**WRITTEN PROBLEM:** Without including the pictures, copy out every line below.

********************

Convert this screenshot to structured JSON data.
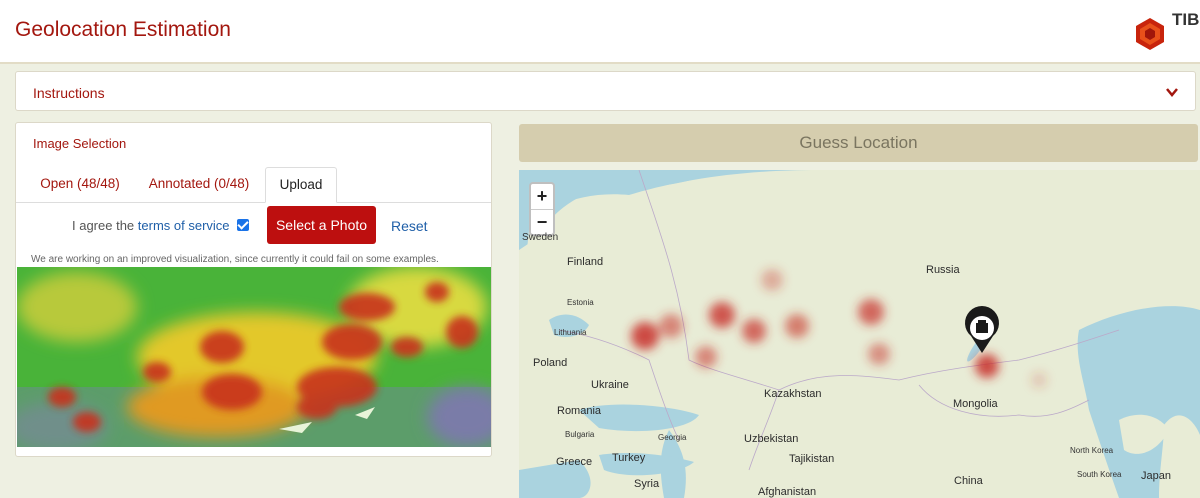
{
  "header": {
    "title": "Geolocation Estimation",
    "logo_text": "TIB"
  },
  "instructions": {
    "label": "Instructions"
  },
  "image_selection": {
    "title": "Image Selection",
    "tabs": [
      {
        "label": "Open (48/48)"
      },
      {
        "label": "Annotated (0/48)"
      },
      {
        "label": "Upload"
      }
    ],
    "active_tab": "Upload",
    "agree_prefix": "I agree the",
    "terms_link": "terms of service",
    "select_photo": "Select a Photo",
    "reset": "Reset",
    "notice": "We are working on an improved visualization, since currently it could fail on some examples."
  },
  "guess_button": "Guess Location",
  "map": {
    "zoom_in": "+",
    "zoom_out": "−",
    "labels": [
      "Sweden",
      "Finland",
      "Estonia",
      "Lithuania",
      "Poland",
      "Ukraine",
      "Romania",
      "Bulgaria",
      "Greece",
      "Turkey",
      "Georgia",
      "Syria",
      "Russia",
      "Kazakhstan",
      "Uzbekistan",
      "Tajikistan",
      "Afghanistan",
      "Mongolia",
      "China",
      "North Korea",
      "South Korea",
      "Japan"
    ]
  },
  "colors": {
    "accent": "#a3170f",
    "button": "#bd0f0f",
    "link": "#1f5fa8",
    "guess_bg": "#d5cdae"
  }
}
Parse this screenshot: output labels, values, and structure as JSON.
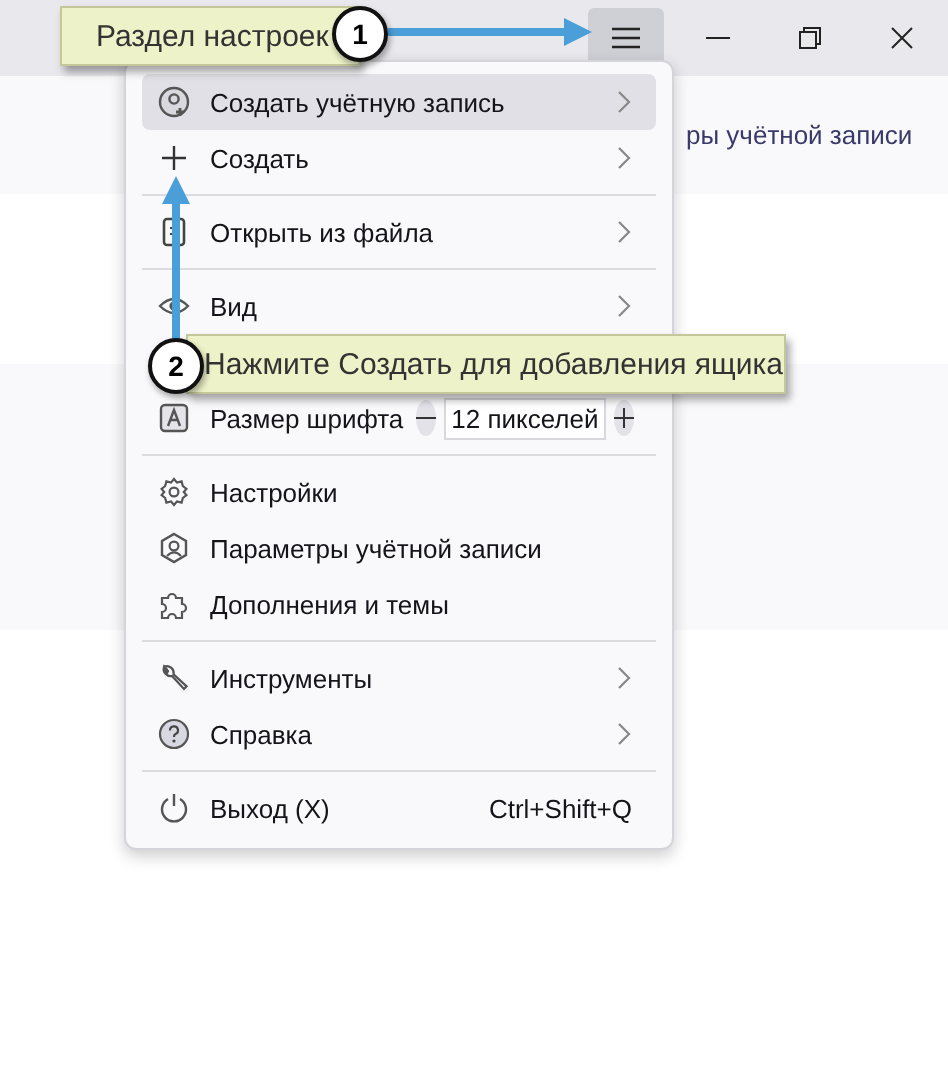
{
  "window": {
    "menu_button": {
      "pressed": true
    }
  },
  "background": {
    "account_link": "ры учётной записи"
  },
  "menu": {
    "items": [
      {
        "kind": "item",
        "label": "Создать учётную запись",
        "submenu": true,
        "selected": true
      },
      {
        "kind": "item",
        "label": "Создать",
        "submenu": true,
        "selected": false
      },
      {
        "kind": "separator"
      },
      {
        "kind": "item",
        "label": "Открыть из файла",
        "submenu": true,
        "selected": false
      },
      {
        "kind": "separator"
      },
      {
        "kind": "item",
        "label": "Вид",
        "submenu": true,
        "selected": false
      },
      {
        "kind": "covered"
      },
      {
        "kind": "zoom",
        "label": "Размер шрифта",
        "value": "12 пикселей"
      },
      {
        "kind": "separator"
      },
      {
        "kind": "item",
        "label": "Настройки",
        "submenu": false,
        "selected": false
      },
      {
        "kind": "item",
        "label": "Параметры учётной записи",
        "submenu": false,
        "selected": false
      },
      {
        "kind": "item",
        "label": "Дополнения и темы",
        "submenu": false,
        "selected": false
      },
      {
        "kind": "separator"
      },
      {
        "kind": "item",
        "label": "Инструменты",
        "submenu": true,
        "selected": false
      },
      {
        "kind": "item",
        "label": "Справка",
        "submenu": true,
        "selected": false
      },
      {
        "kind": "separator"
      },
      {
        "kind": "item",
        "label": "Выход (X)",
        "submenu": false,
        "selected": false,
        "shortcut": "Ctrl+Shift+Q"
      }
    ]
  },
  "annotations": [
    {
      "number": "1",
      "text": "Раздел настроек"
    },
    {
      "number": "2",
      "text": "Нажмите Создать для добавления ящика"
    }
  ]
}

********************

**RESULT BELOW:**
Convert this screenshot to structured JSON data.
{
  "header": {
    "title": "Geolocation Estimation",
    "logo_text": "TIB"
  },
  "instructions": {
    "label": "Instructions"
  },
  "image_selection": {
    "title": "Image Selection",
    "tabs": [
      {
        "label": "Open (48/48)"
      },
      {
        "label": "Annotated (0/48)"
      },
      {
        "label": "Upload"
      }
    ],
    "active_tab": "Upload",
    "agree_prefix": "I agree the",
    "terms_link": "terms of service",
    "select_photo": "Select a Photo",
    "reset": "Reset",
    "notice": "We are working on an improved visualization, since currently it could fail on some examples."
  },
  "guess_button": "Guess Location",
  "map": {
    "zoom_in": "+",
    "zoom_out": "−",
    "labels": [
      "Sweden",
      "Finland",
      "Estonia",
      "Lithuania",
      "Poland",
      "Ukraine",
      "Romania",
      "Bulgaria",
      "Greece",
      "Turkey",
      "Georgia",
      "Syria",
      "Russia",
      "Kazakhstan",
      "Uzbekistan",
      "Tajikistan",
      "Afghanistan",
      "Mongolia",
      "China",
      "North Korea",
      "South Korea",
      "Japan"
    ]
  },
  "colors": {
    "accent": "#a3170f",
    "button": "#bd0f0f",
    "link": "#1f5fa8",
    "guess_bg": "#d5cdae"
  }
}
Parse this screenshot: output labels, values, and structure as JSON.
{
  "window": {
    "menu_button": {
      "pressed": true
    }
  },
  "background": {
    "account_link": "ры учётной записи"
  },
  "menu": {
    "items": [
      {
        "kind": "item",
        "label": "Создать учётную запись",
        "submenu": true,
        "selected": true
      },
      {
        "kind": "item",
        "label": "Создать",
        "submenu": true,
        "selected": false
      },
      {
        "kind": "separator"
      },
      {
        "kind": "item",
        "label": "Открыть из файла",
        "submenu": true,
        "selected": false
      },
      {
        "kind": "separator"
      },
      {
        "kind": "item",
        "label": "Вид",
        "submenu": true,
        "selected": false
      },
      {
        "kind": "covered"
      },
      {
        "kind": "zoom",
        "label": "Размер шрифта",
        "value": "12 пикселей"
      },
      {
        "kind": "separator"
      },
      {
        "kind": "item",
        "label": "Настройки",
        "submenu": false,
        "selected": false
      },
      {
        "kind": "item",
        "label": "Параметры учётной записи",
        "submenu": false,
        "selected": false
      },
      {
        "kind": "item",
        "label": "Дополнения и темы",
        "submenu": false,
        "selected": false
      },
      {
        "kind": "separator"
      },
      {
        "kind": "item",
        "label": "Инструменты",
        "submenu": true,
        "selected": false
      },
      {
        "kind": "item",
        "label": "Справка",
        "submenu": true,
        "selected": false
      },
      {
        "kind": "separator"
      },
      {
        "kind": "item",
        "label": "Выход (X)",
        "submenu": false,
        "selected": false,
        "shortcut": "Ctrl+Shift+Q"
      }
    ]
  },
  "annotations": [
    {
      "number": "1",
      "text": "Раздел настроек"
    },
    {
      "number": "2",
      "text": "Нажмите Создать для добавления ящика"
    }
  ]
}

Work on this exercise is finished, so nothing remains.